## GIVEN INSTRUCTION
Repeat every line of the data exactly, but not the pictures.

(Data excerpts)

+-------+

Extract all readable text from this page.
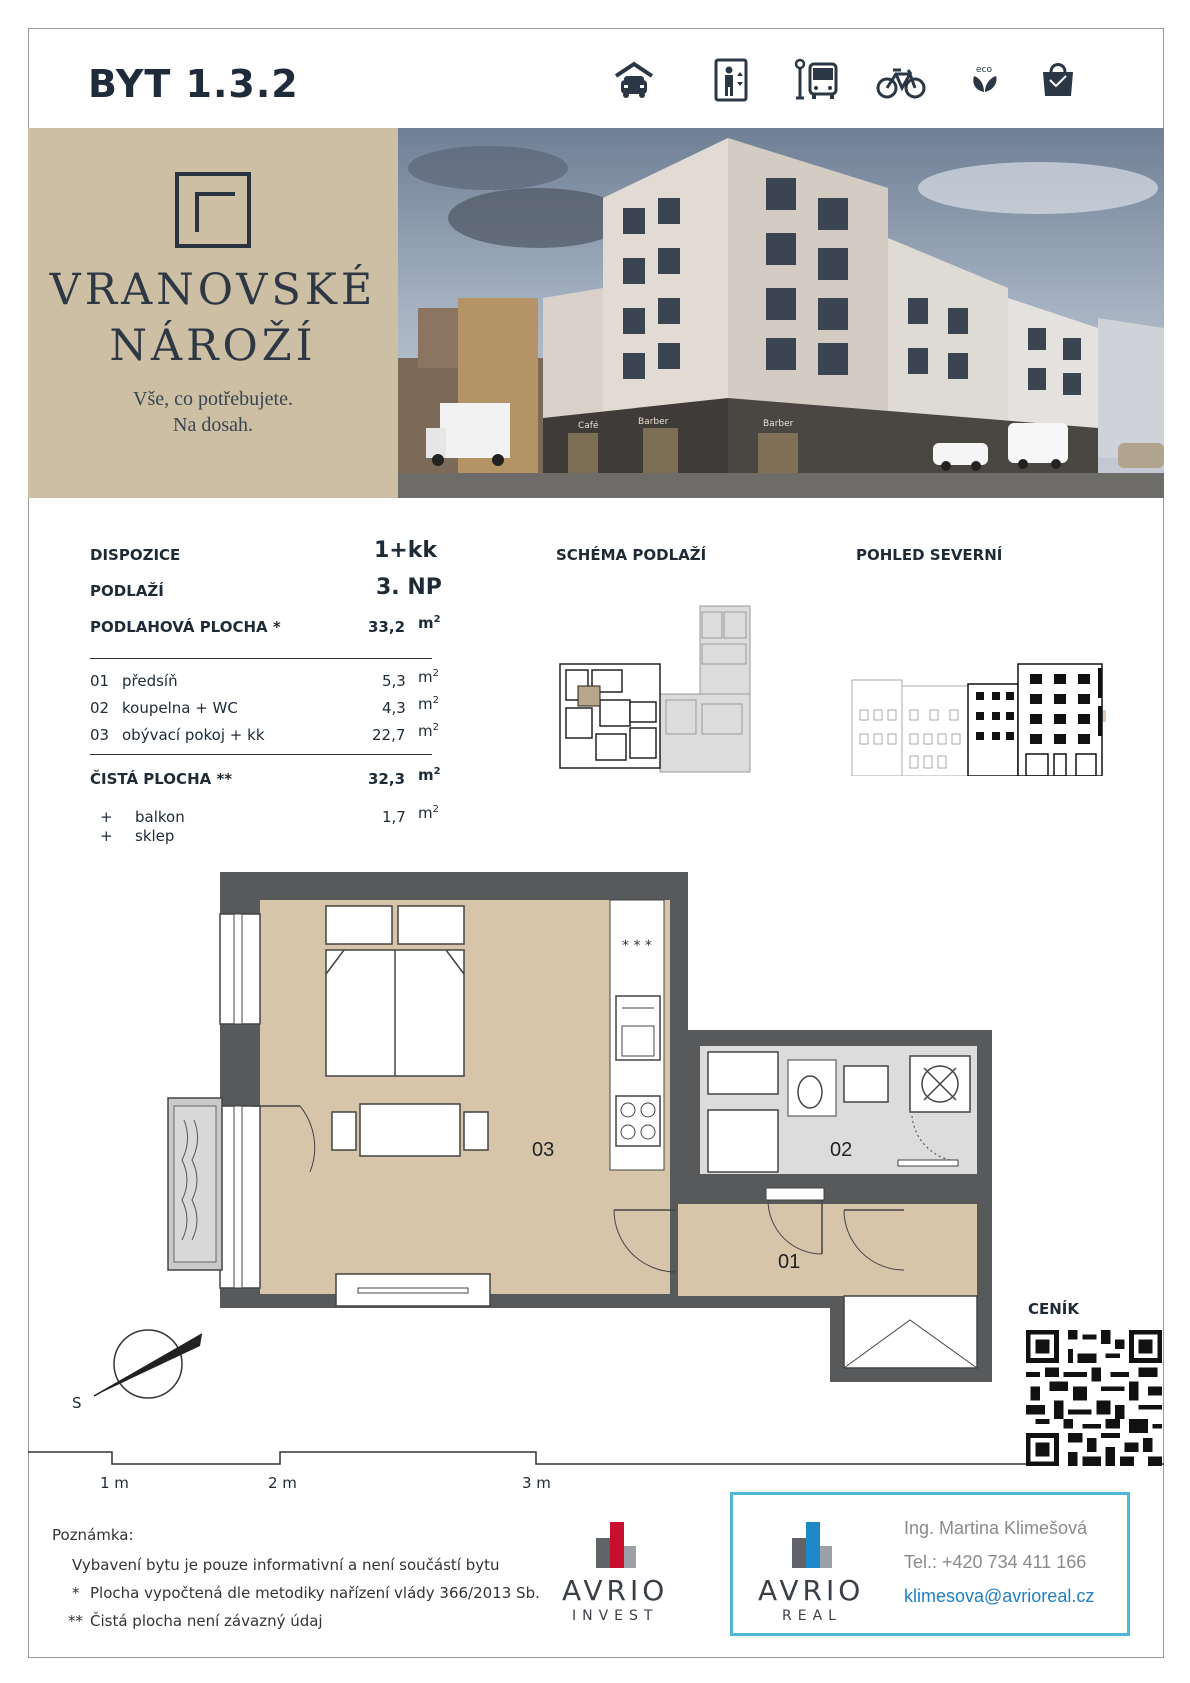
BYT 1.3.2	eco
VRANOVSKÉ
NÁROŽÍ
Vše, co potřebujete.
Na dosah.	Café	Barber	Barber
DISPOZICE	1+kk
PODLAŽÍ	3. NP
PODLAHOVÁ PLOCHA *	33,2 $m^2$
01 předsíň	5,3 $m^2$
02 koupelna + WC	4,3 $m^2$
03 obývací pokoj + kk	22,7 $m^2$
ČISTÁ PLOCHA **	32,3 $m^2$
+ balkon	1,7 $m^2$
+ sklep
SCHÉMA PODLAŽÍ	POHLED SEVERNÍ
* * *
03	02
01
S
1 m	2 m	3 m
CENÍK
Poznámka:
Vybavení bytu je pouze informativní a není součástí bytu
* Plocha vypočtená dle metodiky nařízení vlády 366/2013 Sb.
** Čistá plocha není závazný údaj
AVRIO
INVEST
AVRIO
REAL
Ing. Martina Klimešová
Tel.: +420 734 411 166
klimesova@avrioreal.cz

+-------+

## TASK OUTPUT
Extract all readable text from this page.
BYT 1.3.2	eco
VRANOVSKÉ
NÁROŽÍ
Vše, co potřebujete.
Na dosah.	Café	Barber	Barber
DISPOZICE	1+kk
PODLAŽÍ	3. NP
PODLAHOVÁ PLOCHA *	33,2 $m^2$
01 předsíň	5,3 $m^2$
02 koupelna + WC	4,3 $m^2$
03 obývací pokoj + kk	22,7 $m^2$
ČISTÁ PLOCHA **	32,3 $m^2$
+ balkon	1,7 $m^2$
+ sklep
SCHÉMA PODLAŽÍ	POHLED SEVERNÍ
* * *
03	02
01
S
1 m	2 m	3 m
CENÍK
Poznámka:
Vybavení bytu je pouze informativní a není součástí bytu
* Plocha vypočtená dle metodiky nařízení vlády 366/2013 Sb.
** Čistá plocha není závazný údaj
AVRIO
INVEST
AVRIO
REAL
Ing. Martina Klimešová
Tel.: +420 734 411 166
klimesova@avrioreal.cz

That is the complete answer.